# Exercise prompt
Go through the listing beneath this task and return every line that carries the string "在暴雪时分".

··········

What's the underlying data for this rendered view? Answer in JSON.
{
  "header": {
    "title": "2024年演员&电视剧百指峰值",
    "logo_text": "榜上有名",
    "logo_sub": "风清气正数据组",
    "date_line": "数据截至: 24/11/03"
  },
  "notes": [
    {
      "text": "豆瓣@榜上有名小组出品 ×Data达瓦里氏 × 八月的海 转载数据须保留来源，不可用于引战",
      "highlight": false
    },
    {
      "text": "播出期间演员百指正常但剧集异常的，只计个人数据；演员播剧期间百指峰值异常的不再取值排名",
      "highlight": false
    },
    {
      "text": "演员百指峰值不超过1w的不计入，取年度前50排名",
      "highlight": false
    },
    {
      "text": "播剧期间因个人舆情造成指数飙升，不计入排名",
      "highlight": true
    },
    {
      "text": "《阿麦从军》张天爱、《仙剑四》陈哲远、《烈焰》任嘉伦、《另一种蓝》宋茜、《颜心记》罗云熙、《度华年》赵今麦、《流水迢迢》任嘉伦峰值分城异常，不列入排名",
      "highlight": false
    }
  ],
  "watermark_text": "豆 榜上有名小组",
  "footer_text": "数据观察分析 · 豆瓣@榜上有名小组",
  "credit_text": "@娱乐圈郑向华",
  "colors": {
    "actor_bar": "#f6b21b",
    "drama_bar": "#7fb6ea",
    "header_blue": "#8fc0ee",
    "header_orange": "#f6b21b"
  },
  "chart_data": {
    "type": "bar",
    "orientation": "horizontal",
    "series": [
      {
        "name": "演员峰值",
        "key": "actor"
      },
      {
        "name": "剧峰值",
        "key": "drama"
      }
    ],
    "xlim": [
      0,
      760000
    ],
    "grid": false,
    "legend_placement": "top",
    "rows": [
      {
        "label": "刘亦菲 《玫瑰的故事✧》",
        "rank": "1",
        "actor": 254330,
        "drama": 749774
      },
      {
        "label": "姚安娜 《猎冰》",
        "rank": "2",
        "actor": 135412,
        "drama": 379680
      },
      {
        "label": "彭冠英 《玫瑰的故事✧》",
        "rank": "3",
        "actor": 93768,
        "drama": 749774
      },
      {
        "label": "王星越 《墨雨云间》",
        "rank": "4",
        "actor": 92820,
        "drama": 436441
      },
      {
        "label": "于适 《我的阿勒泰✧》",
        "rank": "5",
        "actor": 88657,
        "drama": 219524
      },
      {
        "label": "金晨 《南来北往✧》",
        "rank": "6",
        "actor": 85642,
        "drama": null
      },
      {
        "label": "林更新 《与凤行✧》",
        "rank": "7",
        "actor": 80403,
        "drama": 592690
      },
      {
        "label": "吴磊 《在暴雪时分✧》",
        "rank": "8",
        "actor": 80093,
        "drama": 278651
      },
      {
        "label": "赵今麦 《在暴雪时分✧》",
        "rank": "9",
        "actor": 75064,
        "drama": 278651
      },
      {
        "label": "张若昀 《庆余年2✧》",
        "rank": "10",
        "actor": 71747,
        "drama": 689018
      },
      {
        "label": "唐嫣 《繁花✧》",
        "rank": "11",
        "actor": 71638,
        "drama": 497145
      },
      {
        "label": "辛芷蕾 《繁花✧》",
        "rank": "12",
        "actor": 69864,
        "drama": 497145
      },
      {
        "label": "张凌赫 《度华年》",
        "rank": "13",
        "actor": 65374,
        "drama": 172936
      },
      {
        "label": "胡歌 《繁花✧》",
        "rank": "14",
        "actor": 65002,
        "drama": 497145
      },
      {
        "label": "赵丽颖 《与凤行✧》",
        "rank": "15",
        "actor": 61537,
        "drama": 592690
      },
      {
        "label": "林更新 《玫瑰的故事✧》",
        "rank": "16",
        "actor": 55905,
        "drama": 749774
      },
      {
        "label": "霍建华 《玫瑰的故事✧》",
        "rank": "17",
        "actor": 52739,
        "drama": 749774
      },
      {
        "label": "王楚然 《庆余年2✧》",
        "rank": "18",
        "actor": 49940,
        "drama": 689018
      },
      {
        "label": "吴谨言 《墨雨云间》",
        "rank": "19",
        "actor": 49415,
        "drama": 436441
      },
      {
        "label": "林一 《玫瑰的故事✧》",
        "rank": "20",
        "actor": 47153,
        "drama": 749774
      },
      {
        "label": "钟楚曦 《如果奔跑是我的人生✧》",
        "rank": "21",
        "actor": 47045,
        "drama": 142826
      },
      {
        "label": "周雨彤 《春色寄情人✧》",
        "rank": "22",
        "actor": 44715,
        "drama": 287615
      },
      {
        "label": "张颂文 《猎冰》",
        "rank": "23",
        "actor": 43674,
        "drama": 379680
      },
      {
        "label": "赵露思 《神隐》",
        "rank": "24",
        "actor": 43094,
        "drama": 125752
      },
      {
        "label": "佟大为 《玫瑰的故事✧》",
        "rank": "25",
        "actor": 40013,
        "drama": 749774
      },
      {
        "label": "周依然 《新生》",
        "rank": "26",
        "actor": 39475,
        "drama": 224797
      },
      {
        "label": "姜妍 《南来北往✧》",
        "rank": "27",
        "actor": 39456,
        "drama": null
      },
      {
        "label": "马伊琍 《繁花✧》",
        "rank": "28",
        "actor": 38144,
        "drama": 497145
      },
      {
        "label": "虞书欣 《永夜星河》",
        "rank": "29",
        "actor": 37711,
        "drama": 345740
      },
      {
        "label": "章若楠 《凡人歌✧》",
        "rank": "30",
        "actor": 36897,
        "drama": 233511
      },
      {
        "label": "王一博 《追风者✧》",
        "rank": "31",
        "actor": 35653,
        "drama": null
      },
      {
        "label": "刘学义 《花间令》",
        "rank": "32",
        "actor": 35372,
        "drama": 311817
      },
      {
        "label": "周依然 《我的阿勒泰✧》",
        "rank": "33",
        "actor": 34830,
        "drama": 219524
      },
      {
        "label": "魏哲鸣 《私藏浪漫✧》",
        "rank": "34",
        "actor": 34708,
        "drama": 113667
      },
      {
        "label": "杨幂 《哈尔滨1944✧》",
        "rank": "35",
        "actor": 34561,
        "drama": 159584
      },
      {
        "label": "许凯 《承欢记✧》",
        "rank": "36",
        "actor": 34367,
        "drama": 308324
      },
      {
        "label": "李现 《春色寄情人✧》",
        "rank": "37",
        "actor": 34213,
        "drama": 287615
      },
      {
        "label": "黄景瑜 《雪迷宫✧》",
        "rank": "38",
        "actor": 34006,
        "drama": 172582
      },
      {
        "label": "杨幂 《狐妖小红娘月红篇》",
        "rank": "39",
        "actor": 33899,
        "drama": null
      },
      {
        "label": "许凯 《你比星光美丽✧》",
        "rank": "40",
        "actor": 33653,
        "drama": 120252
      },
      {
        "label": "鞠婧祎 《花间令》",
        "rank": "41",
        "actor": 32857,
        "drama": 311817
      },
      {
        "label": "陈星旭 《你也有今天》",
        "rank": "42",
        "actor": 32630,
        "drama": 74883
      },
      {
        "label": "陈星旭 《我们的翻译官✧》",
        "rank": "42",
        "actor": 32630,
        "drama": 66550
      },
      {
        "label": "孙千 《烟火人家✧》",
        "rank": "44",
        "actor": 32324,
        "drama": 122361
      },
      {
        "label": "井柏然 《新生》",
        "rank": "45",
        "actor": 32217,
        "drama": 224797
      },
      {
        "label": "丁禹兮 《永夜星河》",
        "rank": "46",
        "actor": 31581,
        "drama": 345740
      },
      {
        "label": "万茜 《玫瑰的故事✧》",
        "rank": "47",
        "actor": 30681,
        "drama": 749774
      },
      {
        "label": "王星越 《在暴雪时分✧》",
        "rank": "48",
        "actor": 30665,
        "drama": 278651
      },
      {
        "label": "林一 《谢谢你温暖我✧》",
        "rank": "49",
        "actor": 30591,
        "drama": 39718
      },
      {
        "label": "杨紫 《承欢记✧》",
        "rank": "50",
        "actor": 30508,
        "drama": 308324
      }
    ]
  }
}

··········

# Solution below
        "label": "吴磊 《在暴雪时分✧》",
        "label": "赵今麦 《在暴雪时分✧》",
        "label": "王星越 《在暴雪时分✧》",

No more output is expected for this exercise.